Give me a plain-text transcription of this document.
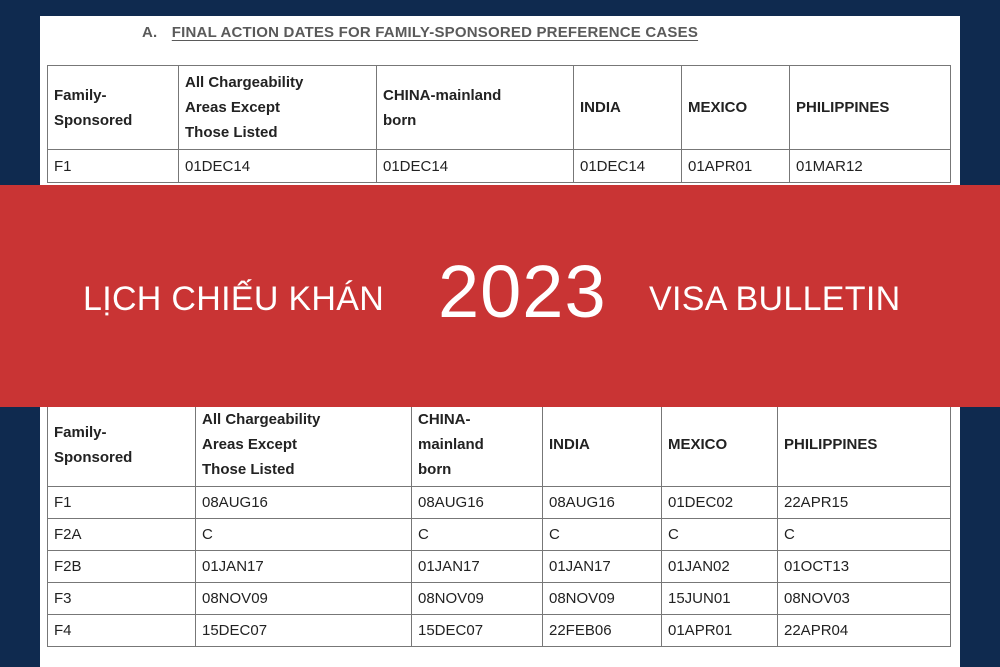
A. FINAL ACTION DATES FOR FAMILY-SPONSORED PREFERENCE CASES
Family-
Sponsored	All Chargeability
Areas Except
Those Listed	CHINA-mainland
born	INDIA	MEXICO	PHILIPPINES
F1	01DEC14	01DEC14	01DEC14	01APR01	01MAR12
Family-
Sponsored	All Chargeability
Areas Except
Those Listed	CHINA-
mainland
born	INDIA	MEXICO	PHILIPPINES
F1	08AUG16	08AUG16	08AUG16	01DEC02	22APR15
F2A	C	C	C	C	C
F2B	01JAN17	01JAN17	01JAN17	01JAN02	01OCT13
F3	08NOV09	08NOV09	08NOV09	15JUN01	08NOV03
F4	15DEC07	15DEC07	22FEB06	01APR01	22APR04
LỊCH CHIẾU KHÁN 2023 VISA BULLETIN
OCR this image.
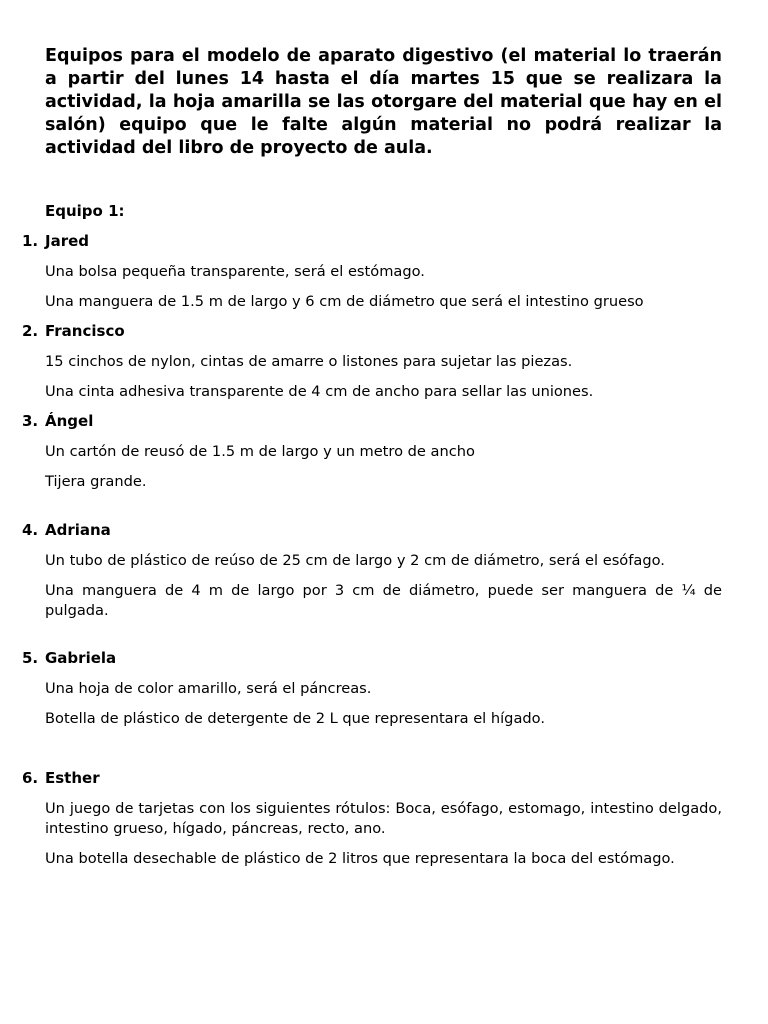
Equipos para el modelo de aparato digestivo (el material lo traerán a partir del lunes 14 hasta el día martes 15 que se realizara la actividad, la hoja amarilla se las otorgare del material que hay en el salón) equipo que le falte algún material no podrá realizar la actividad del libro de proyecto de aula.

Equipo 1:

1. Jared
Una bolsa pequeña transparente, será el estómago.
Una manguera de 1.5 m de largo y 6 cm de diámetro que será el intestino grueso
2. Francisco
15 cinchos de nylon, cintas de amarre o listones para sujetar las piezas.
Una cinta adhesiva transparente de 4 cm de ancho para sellar las uniones.
3. Ángel
Un cartón de reusó de 1.5 m de largo y un metro de ancho
Tijera grande.
4. Adriana
Un tubo de plástico de reúso de 25 cm de largo y 2 cm de diámetro, será el esófago.
Una manguera de 4 m de largo por 3 cm de diámetro, puede ser manguera de ¼ de pulgada.
5. Gabriela
Una hoja de color amarillo, será el páncreas.
Botella de plástico de detergente de 2 L que representara el hígado.
6. Esther
Un juego de tarjetas con los siguientes rótulos: Boca, esófago, estomago, intestino delgado, intestino grueso, hígado, páncreas, recto, ano.
Una botella desechable de plástico de 2 litros que representara la boca del estómago.
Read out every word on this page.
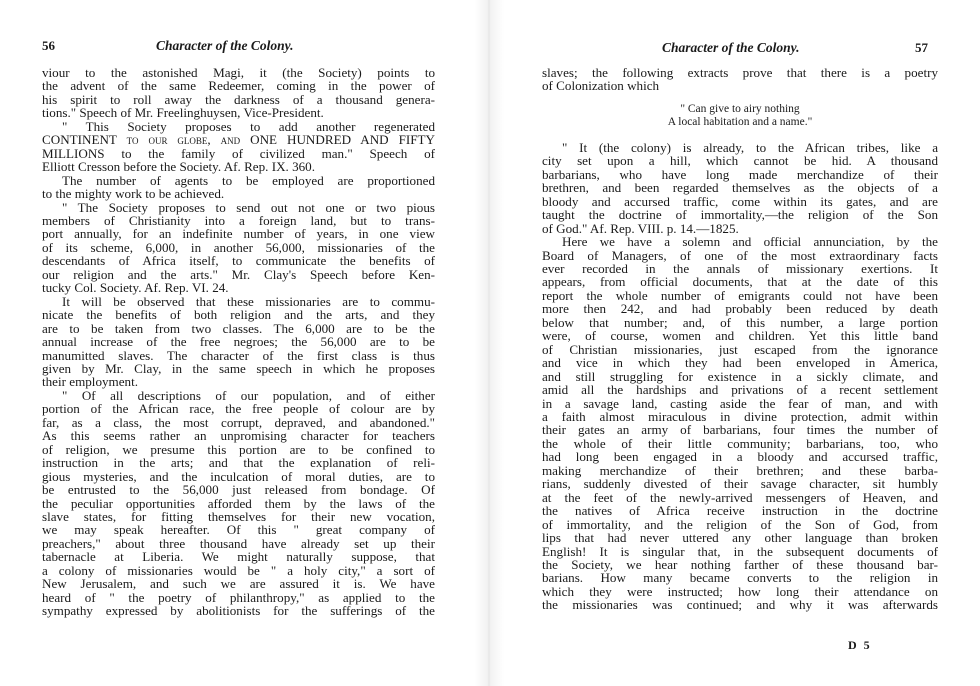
56	Character of the Colony.
viour to the astonished Magi, it (the Society) points to
the advent of the same Redeemer, coming in the power of
his spirit to roll away the darkness of a thousand genera-
tions." Speech of Mr. Freelinghuysen, Vice-President.
" This Society proposes to add another regenerated
CONTINENT to our globe, and ONE HUNDRED AND FIFTY
MILLIONS to the family of civilized man." Speech of
Elliott Cresson before the Society. Af. Rep. IX. 360.
The number of agents to be employed are proportioned
to the mighty work to be achieved.
" The Society proposes to send out not one or two pious
members of Christianity into a foreign land, but to trans-
port annually, for an indefinite number of years, in one view
of its scheme, 6,000, in another 56,000, missionaries of the
descendants of Africa itself, to communicate the benefits of
our religion and the arts." Mr. Clay's Speech before Ken-
tucky Col. Society. Af. Rep. VI. 24.
It will be observed that these missionaries are to commu-
nicate the benefits of both religion and the arts, and they
are to be taken from two classes. The 6,000 are to be the
annual increase of the free negroes; the 56,000 are to be
manumitted slaves. The character of the first class is thus
given by Mr. Clay, in the same speech in which he proposes
their employment.
" Of all descriptions of our population, and of either
portion of the African race, the free people of colour are by
far, as a class, the most corrupt, depraved, and abandoned."
As this seems rather an unpromising character for teachers
of religion, we presume this portion are to be confined to
instruction in the arts; and that the explanation of reli-
gious mysteries, and the inculcation of moral duties, are to
be entrusted to the 56,000 just released from bondage. Of
the peculiar opportunities afforded them by the laws of the
slave states, for fitting themselves for their new vocation,
we may speak hereafter. Of this " great company of
preachers," about three thousand have already set up their
tabernacle at Liberia. We might naturally suppose, that
a colony of missionaries would be " a holy city," a sort of
New Jerusalem, and such we are assured it is. We have
heard of " the poetry of philanthropy," as applied to the
sympathy expressed by abolitionists for the sufferings of the
Character of the Colony.	57
slaves; the following extracts prove that there is a poetry
of Colonization which
" Can give to airy nothing
A local habitation and a name."
" It (the colony) is already, to the African tribes, like a
city set upon a hill, which cannot be hid. A thousand
barbarians, who have long made merchandize of their
brethren, and been regarded themselves as the objects of a
bloody and accursed traffic, come within its gates, and are
taught the doctrine of immortality,—the religion of the Son
of God." Af. Rep. VIII. p. 14.—1825.
Here we have a solemn and official annunciation, by the
Board of Managers, of one of the most extraordinary facts
ever recorded in the annals of missionary exertions. It
appears, from official documents, that at the date of this
report the whole number of emigrants could not have been
more then 242, and had probably been reduced by death
below that number; and, of this number, a large portion
were, of course, women and children. Yet this little band
of Christian missionaries, just escaped from the ignorance
and vice in which they had been enveloped in America,
and still struggling for existence in a sickly climate, and
amid all the hardships and privations of a recent settlement
in a savage land, casting aside the fear of man, and with
a faith almost miraculous in divine protection, admit within
their gates an army of barbarians, four times the number of
the whole of their little community; barbarians, too, who
had long been engaged in a bloody and accursed traffic,
making merchandize of their brethren; and these barba-
rians, suddenly divested of their savage character, sit humbly
at the feet of the newly-arrived messengers of Heaven, and
the natives of Africa receive instruction in the doctrine
of immortality, and the religion of the Son of God, from
lips that had never uttered any other language than broken
English! It is singular that, in the subsequent documents of
the Society, we hear nothing farther of these thousand bar-
barians. How many became converts to the religion in
which they were instructed; how long their attendance on
the missionaries was continued; and why it was afterwards
D 5
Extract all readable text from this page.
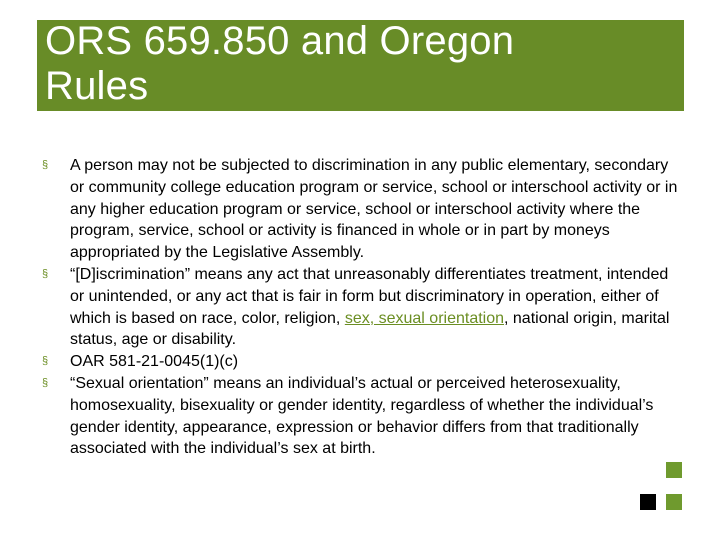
ORS 659.850 and Oregon
Rules
§ A person may not be subjected to discrimination in any public elementary, secondary or community college education program or service, school or interschool activity or in any higher education program or service, school or interschool activity where the program, service, school or activity is financed in whole or in part by moneys appropriated by the Legislative Assembly.
§ “[D]iscrimination” means any act that unreasonably differentiates treatment, intended or unintended, or any act that is fair in form but discriminatory in operation, either of which is based on race, color, religion, sex, sexual orientation, national origin, marital status, age or disability.
§ OAR 581-21-0045(1)(c)
§ “Sexual orientation” means an individual’s actual or perceived heterosexuality, homosexuality, bisexuality or gender identity, regardless of whether the individual’s gender identity, appearance, expression or behavior differs from that traditionally associated with the individual’s sex at birth.
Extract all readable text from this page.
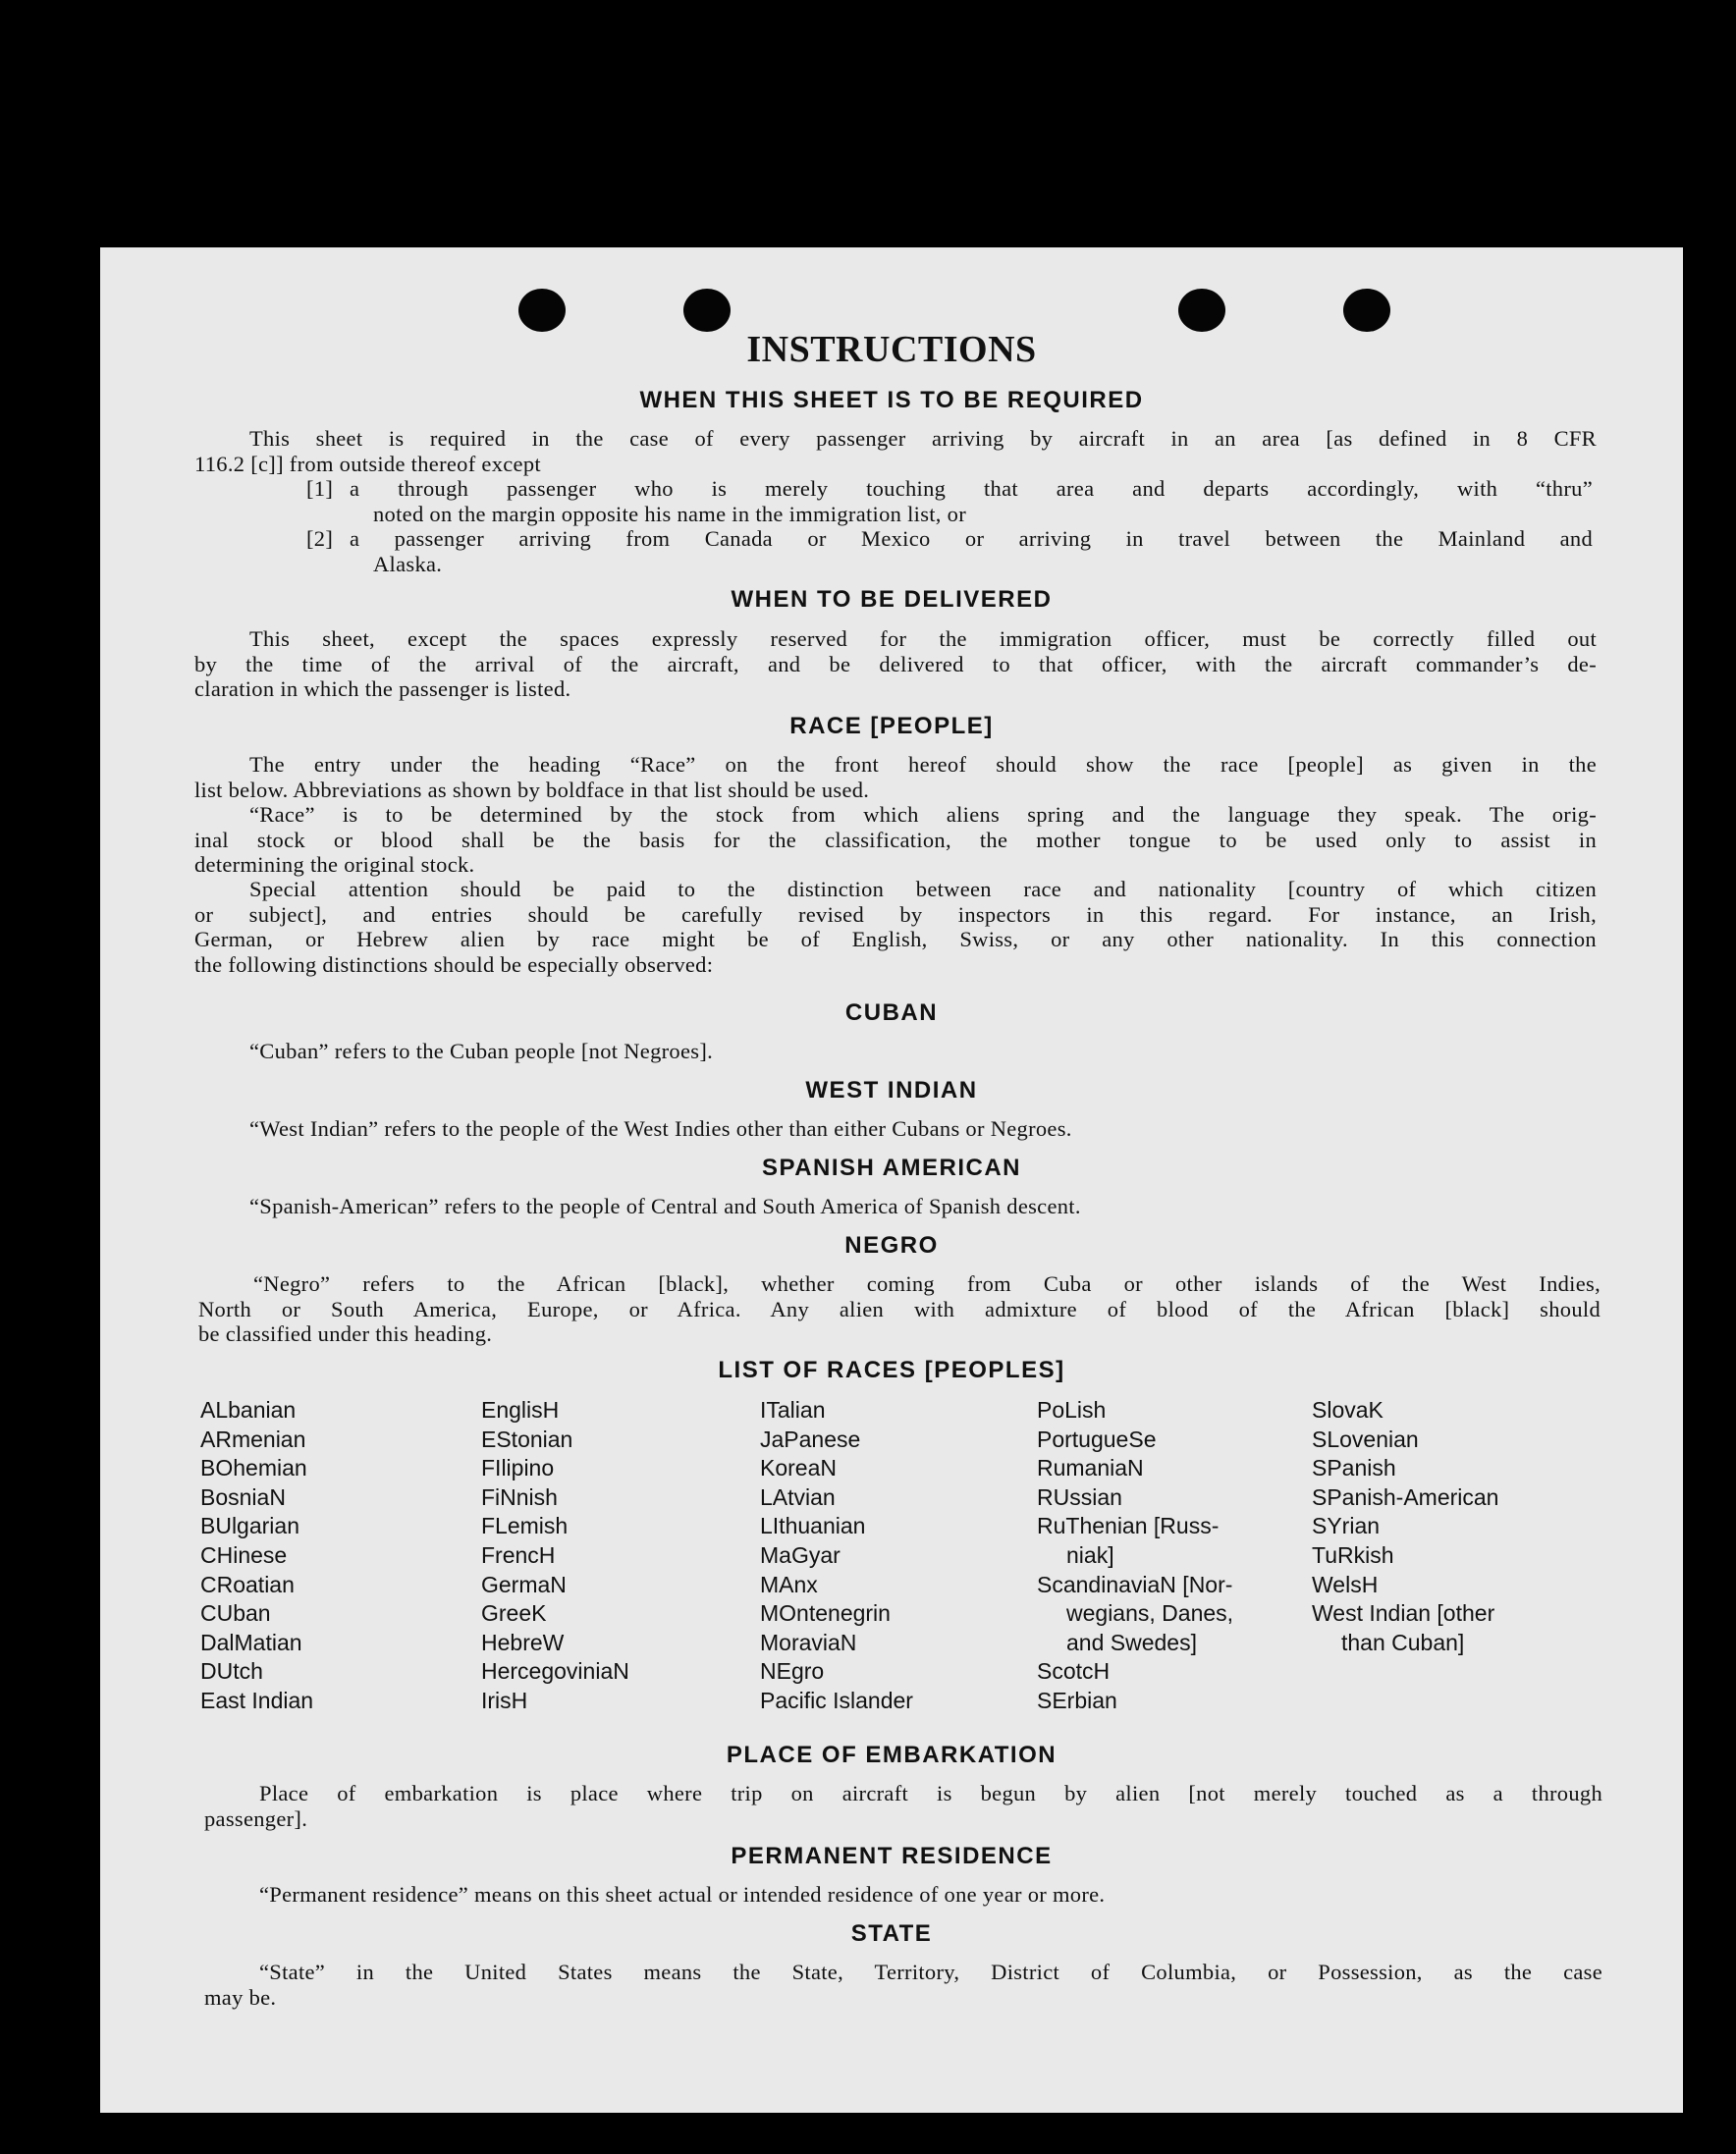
INSTRUCTIONS
WHEN THIS SHEET IS TO BE REQUIRED
This sheet is required in the case of every passenger arriving by aircraft in an area [as defined in 8 CFR
116.2 [c]] from outside thereof except
[1] a through passenger who is merely touching that area and departs accordingly, with “thru”
noted on the margin opposite his name in the immigration list, or
[2] a passenger arriving from Canada or Mexico or arriving in travel between the Mainland and
Alaska.
WHEN TO BE DELIVERED
This sheet, except the spaces expressly reserved for the immigration officer, must be correctly filled out
by the time of the arrival of the aircraft, and be delivered to that officer, with the aircraft commander’s de-
claration in which the passenger is listed.
RACE [PEOPLE]
The entry under the heading “Race” on the front hereof should show the race [people] as given in the
list below. Abbreviations as shown by boldface in that list should be used.
“Race” is to be determined by the stock from which aliens spring and the language they speak. The orig-
inal stock or blood shall be the basis for the classification, the mother tongue to be used only to assist in
determining the original stock.
Special attention should be paid to the distinction between race and nationality [country of which citizen
or subject], and entries should be carefully revised by inspectors in this regard. For instance, an Irish,
German, or Hebrew alien by race might be of English, Swiss, or any other nationality. In this connection
the following distinctions should be especially observed:
CUBAN
“Cuban” refers to the Cuban people [not Negroes].
WEST INDIAN
“West Indian” refers to the people of the West Indies other than either Cubans or Negroes.
SPANISH AMERICAN
“Spanish-American” refers to the people of Central and South America of Spanish descent.
NEGRO
“Negro” refers to the African [black], whether coming from Cuba or other islands of the West Indies,
North or South America, Europe, or Africa. Any alien with admixture of blood of the African [black] should
be classified under this heading.
LIST OF RACES [PEOPLES]
ALbanian
ARmenian
BOhemian
BosniaN
BUlgarian
CHinese
CRoatian
CUban
DalMatian
DUtch
East Indian
EnglisH
EStonian
FIlipino
FiNnish
FLemish
FrencH
GermaN
GreeK
HebreW
HercegoviniaN
IrisH
ITalian
JaPanese
KoreaN
LAtvian
LIthuanian
MaGyar
MAnx
MOntenegrin
MoraviaN
NEgro
Pacific Islander
PoLish
PortugueSe
RumaniaN
RUssian
RuThenian [Russ-
niak]
ScandinaviaN [Nor-
wegians, Danes,
and Swedes]
ScotcH
SErbian
SlovaK
SLovenian
SPanish
SPanish-American
SYrian
TuRkish
WelsH
West Indian [other
than Cuban]
PLACE OF EMBARKATION
Place of embarkation is place where trip on aircraft is begun by alien [not merely touched as a through
passenger].
PERMANENT RESIDENCE
“Permanent residence” means on this sheet actual or intended residence of one year or more.
STATE
“State” in the United States means the State, Territory, District of Columbia, or Possession, as the case
may be.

■ ■ ■ ■

▸ WORK TO DO:
Return only those lines of the records that contain the string "been".

▸ OUTPUT BELOW:
brethren, and been regarded themselves as the objects of a
report the whole number of emigrants could not have been
more then 242, and had probably been reduced by death
and vice in which they had been enveloped in America,
had long been engaged in a bloody and accursed traffic,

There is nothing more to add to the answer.